"""

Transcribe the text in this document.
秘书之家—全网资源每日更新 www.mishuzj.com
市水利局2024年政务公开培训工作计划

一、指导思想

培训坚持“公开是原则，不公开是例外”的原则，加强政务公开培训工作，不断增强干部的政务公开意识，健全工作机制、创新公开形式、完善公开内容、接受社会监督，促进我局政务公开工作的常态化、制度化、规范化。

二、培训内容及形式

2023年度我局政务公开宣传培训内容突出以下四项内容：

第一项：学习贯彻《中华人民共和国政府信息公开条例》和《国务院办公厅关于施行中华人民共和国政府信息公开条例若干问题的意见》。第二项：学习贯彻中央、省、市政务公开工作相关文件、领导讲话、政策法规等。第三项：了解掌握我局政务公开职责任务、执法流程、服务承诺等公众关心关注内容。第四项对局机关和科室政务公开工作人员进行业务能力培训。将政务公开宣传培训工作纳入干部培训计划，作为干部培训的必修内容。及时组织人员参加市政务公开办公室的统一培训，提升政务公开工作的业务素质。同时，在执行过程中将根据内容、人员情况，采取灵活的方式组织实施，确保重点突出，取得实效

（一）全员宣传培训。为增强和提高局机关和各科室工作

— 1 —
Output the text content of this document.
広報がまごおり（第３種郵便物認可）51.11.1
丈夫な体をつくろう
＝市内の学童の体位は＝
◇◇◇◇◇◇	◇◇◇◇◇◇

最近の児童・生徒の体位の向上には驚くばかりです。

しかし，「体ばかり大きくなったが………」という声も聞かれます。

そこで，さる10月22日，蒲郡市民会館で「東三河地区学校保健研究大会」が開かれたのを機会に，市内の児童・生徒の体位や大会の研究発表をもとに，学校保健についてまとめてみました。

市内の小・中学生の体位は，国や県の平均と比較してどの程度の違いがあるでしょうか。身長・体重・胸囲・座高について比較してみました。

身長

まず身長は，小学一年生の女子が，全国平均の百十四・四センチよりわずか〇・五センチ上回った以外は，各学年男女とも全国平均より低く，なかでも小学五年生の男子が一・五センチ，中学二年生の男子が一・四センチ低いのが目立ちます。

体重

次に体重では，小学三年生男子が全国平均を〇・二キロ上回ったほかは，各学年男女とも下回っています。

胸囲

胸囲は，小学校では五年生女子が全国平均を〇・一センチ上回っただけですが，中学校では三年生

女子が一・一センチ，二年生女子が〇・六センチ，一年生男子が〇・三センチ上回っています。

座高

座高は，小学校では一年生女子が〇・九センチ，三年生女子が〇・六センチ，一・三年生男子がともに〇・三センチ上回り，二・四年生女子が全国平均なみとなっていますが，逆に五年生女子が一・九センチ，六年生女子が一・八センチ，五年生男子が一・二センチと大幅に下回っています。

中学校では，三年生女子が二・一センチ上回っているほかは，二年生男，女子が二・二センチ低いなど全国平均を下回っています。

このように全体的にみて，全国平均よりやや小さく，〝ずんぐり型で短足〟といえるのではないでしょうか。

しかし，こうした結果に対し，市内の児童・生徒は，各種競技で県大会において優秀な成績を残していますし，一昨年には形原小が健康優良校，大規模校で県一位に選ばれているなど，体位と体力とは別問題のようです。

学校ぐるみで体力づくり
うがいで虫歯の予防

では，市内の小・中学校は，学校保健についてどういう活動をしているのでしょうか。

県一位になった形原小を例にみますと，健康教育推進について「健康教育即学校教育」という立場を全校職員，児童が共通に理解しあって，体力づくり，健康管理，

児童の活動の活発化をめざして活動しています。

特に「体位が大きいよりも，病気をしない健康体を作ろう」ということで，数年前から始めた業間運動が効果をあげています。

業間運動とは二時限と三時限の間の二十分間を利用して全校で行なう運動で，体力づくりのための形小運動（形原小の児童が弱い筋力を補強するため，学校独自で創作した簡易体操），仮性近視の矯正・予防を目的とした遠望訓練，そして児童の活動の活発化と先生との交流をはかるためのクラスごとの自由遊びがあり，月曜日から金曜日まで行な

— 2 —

"""

What is needed
Find every line containing the word "市内の小", then give the total and nothing more.

Full output
2